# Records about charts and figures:

________________

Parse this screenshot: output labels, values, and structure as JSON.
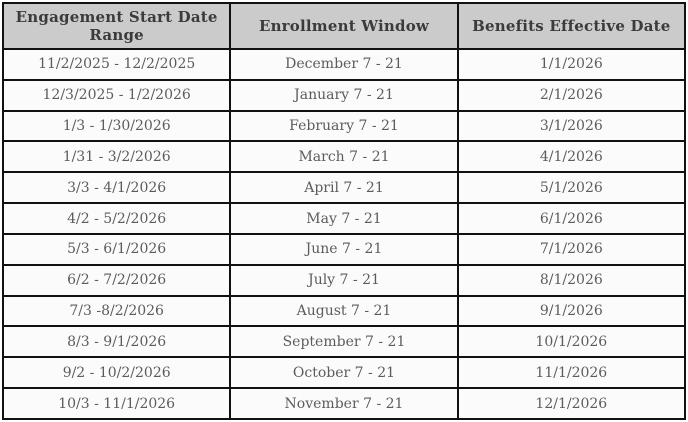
{
  "table": {
    "headers": [
      "Engagement Start Date Range",
      "Enrollment Window",
      "Benefits Effective Date"
    ],
    "rows": [
      [
        "11/2/2025 - 12/2/2025",
        "December 7 - 21",
        "1/1/2026"
      ],
      [
        "12/3/2025 - 1/2/2026",
        "January 7 - 21",
        "2/1/2026"
      ],
      [
        "1/3 - 1/30/2026",
        "February 7 - 21",
        "3/1/2026"
      ],
      [
        "1/31 - 3/2/2026",
        "March 7 - 21",
        "4/1/2026"
      ],
      [
        "3/3 - 4/1/2026",
        "April 7 - 21",
        "5/1/2026"
      ],
      [
        "4/2 - 5/2/2026",
        "May 7 - 21",
        "6/1/2026"
      ],
      [
        "5/3 - 6/1/2026",
        "June 7 - 21",
        "7/1/2026"
      ],
      [
        "6/2 - 7/2/2026",
        "July 7 - 21",
        "8/1/2026"
      ],
      [
        "7/3 -8/2/2026",
        "August 7 - 21",
        "9/1/2026"
      ],
      [
        "8/3 - 9/1/2026",
        "September 7 - 21",
        "10/1/2026"
      ],
      [
        "9/2 - 10/2/2026",
        "October 7 - 21",
        "11/1/2026"
      ],
      [
        "10/3 - 11/1/2026",
        "November 7 - 21",
        "12/1/2026"
      ]
    ],
    "colors": {
      "header_bg": "#cbcbcb",
      "header_text": "#3b3b3b",
      "row_bg": "#fbfbfb",
      "row_text": "#5c5c5c",
      "border": "#111111"
    }
  }
}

________________

# GIVEN INSTRUCTION:
Every line above should be repeated exactly; pictures stay out of the copy.

# THE COMPLETED TASK:
Parse this screenshot: output labels, values, and structure as JSON.
{
  "table": {
    "headers": [
      "Engagement Start Date Range",
      "Enrollment Window",
      "Benefits Effective Date"
    ],
    "rows": [
      [
        "11/2/2025 - 12/2/2025",
        "December 7 - 21",
        "1/1/2026"
      ],
      [
        "12/3/2025 - 1/2/2026",
        "January 7 - 21",
        "2/1/2026"
      ],
      [
        "1/3 - 1/30/2026",
        "February 7 - 21",
        "3/1/2026"
      ],
      [
        "1/31 - 3/2/2026",
        "March 7 - 21",
        "4/1/2026"
      ],
      [
        "3/3 - 4/1/2026",
        "April 7 - 21",
        "5/1/2026"
      ],
      [
        "4/2 - 5/2/2026",
        "May 7 - 21",
        "6/1/2026"
      ],
      [
        "5/3 - 6/1/2026",
        "June 7 - 21",
        "7/1/2026"
      ],
      [
        "6/2 - 7/2/2026",
        "July 7 - 21",
        "8/1/2026"
      ],
      [
        "7/3 -8/2/2026",
        "August 7 - 21",
        "9/1/2026"
      ],
      [
        "8/3 - 9/1/2026",
        "September 7 - 21",
        "10/1/2026"
      ],
      [
        "9/2 - 10/2/2026",
        "October 7 - 21",
        "11/1/2026"
      ],
      [
        "10/3 - 11/1/2026",
        "November 7 - 21",
        "12/1/2026"
      ]
    ],
    "colors": {
      "header_bg": "#cbcbcb",
      "header_text": "#3b3b3b",
      "row_bg": "#fbfbfb",
      "row_text": "#5c5c5c",
      "border": "#111111"
    }
  }
}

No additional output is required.